── Task material ──

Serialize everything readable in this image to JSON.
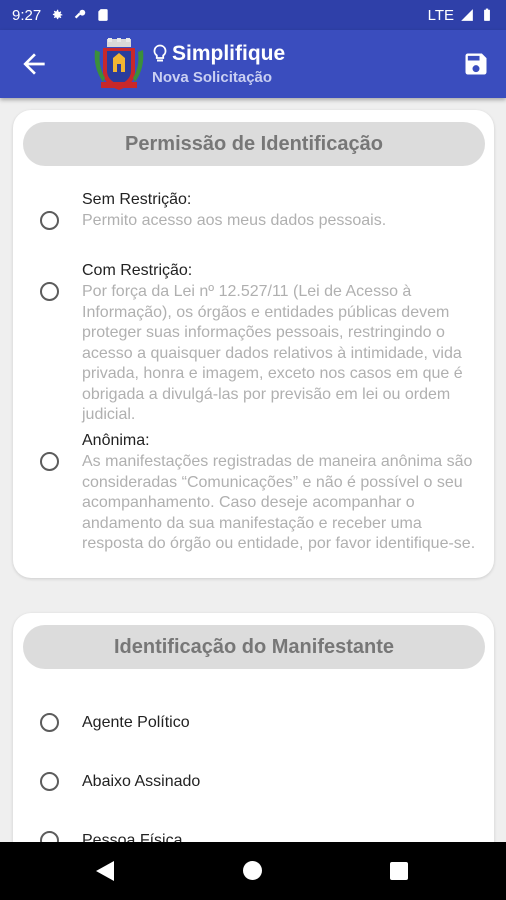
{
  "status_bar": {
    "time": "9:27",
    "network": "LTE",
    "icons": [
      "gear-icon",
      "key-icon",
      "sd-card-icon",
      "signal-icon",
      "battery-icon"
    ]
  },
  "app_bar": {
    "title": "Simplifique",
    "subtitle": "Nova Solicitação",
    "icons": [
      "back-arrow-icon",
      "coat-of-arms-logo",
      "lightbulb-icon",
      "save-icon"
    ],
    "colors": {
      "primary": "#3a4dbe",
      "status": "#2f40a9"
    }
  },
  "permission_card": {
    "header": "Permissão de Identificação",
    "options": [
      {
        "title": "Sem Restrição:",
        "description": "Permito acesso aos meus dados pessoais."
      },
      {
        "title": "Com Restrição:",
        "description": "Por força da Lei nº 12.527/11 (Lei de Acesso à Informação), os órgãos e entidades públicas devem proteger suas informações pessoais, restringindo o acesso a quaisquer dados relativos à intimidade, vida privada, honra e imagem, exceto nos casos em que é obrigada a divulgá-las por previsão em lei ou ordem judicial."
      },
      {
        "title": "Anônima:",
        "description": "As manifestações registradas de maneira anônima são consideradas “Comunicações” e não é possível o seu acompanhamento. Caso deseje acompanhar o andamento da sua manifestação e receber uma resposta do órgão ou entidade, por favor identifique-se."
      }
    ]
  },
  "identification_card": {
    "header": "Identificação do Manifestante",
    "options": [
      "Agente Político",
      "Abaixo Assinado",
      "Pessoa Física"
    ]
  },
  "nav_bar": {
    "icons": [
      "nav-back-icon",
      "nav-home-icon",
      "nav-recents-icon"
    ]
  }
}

───
── Task material ──

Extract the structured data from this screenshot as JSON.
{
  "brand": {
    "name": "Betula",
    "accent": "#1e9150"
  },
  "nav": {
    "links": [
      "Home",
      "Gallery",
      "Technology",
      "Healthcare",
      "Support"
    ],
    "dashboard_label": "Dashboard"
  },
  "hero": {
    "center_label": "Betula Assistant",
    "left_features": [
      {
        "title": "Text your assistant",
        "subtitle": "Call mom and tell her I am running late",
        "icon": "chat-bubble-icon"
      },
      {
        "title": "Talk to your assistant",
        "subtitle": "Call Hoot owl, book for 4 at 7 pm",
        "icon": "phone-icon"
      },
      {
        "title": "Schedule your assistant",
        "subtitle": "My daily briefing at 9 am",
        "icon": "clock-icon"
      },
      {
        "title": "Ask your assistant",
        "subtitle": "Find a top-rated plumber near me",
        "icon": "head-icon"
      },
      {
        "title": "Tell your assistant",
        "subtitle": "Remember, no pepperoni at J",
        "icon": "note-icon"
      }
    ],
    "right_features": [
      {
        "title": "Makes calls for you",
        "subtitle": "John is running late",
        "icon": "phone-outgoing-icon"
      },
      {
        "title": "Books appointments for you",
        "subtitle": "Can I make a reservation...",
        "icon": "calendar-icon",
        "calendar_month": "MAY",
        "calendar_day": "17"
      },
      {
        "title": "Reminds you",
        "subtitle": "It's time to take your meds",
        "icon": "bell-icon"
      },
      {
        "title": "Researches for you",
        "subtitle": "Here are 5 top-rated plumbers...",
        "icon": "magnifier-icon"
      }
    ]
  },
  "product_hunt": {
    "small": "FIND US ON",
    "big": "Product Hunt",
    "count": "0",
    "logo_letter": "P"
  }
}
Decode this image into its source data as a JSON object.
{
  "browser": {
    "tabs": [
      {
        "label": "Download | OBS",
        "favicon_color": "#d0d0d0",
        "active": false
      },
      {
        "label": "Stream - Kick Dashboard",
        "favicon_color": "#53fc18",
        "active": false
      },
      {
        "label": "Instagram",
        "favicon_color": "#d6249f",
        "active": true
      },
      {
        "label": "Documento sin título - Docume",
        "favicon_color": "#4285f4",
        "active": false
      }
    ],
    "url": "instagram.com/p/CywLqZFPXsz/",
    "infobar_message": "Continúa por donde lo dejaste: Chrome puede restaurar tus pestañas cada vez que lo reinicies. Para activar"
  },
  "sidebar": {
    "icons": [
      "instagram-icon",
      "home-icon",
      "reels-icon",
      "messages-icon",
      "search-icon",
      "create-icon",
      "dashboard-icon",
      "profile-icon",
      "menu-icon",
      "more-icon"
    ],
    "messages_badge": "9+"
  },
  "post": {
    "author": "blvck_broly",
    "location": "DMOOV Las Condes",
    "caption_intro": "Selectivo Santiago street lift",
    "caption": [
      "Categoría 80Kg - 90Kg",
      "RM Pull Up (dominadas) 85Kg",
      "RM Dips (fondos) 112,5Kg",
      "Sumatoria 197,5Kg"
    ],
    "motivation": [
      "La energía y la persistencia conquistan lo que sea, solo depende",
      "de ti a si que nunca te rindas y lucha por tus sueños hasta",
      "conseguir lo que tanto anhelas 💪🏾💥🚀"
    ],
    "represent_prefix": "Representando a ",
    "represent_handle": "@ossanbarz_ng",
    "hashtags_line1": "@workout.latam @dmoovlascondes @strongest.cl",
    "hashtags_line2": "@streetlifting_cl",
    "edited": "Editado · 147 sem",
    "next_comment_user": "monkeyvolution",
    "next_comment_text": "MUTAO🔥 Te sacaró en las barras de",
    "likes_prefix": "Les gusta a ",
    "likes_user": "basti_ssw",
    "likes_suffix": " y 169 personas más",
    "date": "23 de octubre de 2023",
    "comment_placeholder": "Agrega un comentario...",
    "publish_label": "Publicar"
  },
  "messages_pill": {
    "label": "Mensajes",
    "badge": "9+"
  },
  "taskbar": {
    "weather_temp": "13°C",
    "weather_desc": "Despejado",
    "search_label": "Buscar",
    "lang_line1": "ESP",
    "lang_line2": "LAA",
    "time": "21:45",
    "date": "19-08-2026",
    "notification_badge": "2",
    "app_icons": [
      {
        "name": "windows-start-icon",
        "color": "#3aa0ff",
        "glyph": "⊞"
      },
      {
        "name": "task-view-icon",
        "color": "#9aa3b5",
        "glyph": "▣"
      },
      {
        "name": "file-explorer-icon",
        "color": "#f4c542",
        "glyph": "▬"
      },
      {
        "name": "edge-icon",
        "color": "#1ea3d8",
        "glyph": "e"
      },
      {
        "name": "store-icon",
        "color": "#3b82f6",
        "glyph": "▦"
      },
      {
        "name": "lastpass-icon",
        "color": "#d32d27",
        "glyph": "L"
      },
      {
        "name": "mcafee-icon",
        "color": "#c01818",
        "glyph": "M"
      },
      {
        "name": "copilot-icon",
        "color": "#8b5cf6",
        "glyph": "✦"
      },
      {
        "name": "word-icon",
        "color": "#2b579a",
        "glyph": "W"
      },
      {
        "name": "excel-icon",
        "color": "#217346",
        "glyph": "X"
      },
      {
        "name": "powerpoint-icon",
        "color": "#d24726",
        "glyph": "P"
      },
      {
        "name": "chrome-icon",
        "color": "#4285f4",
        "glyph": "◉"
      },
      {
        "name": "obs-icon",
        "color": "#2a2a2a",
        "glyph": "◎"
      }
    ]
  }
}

───

* [Exercise]: Find each line holding "data". Copy it out.

* [Written response]:
Extract the structured data from this screenshot as JSON.
Decode this image into its source data as a JSON object.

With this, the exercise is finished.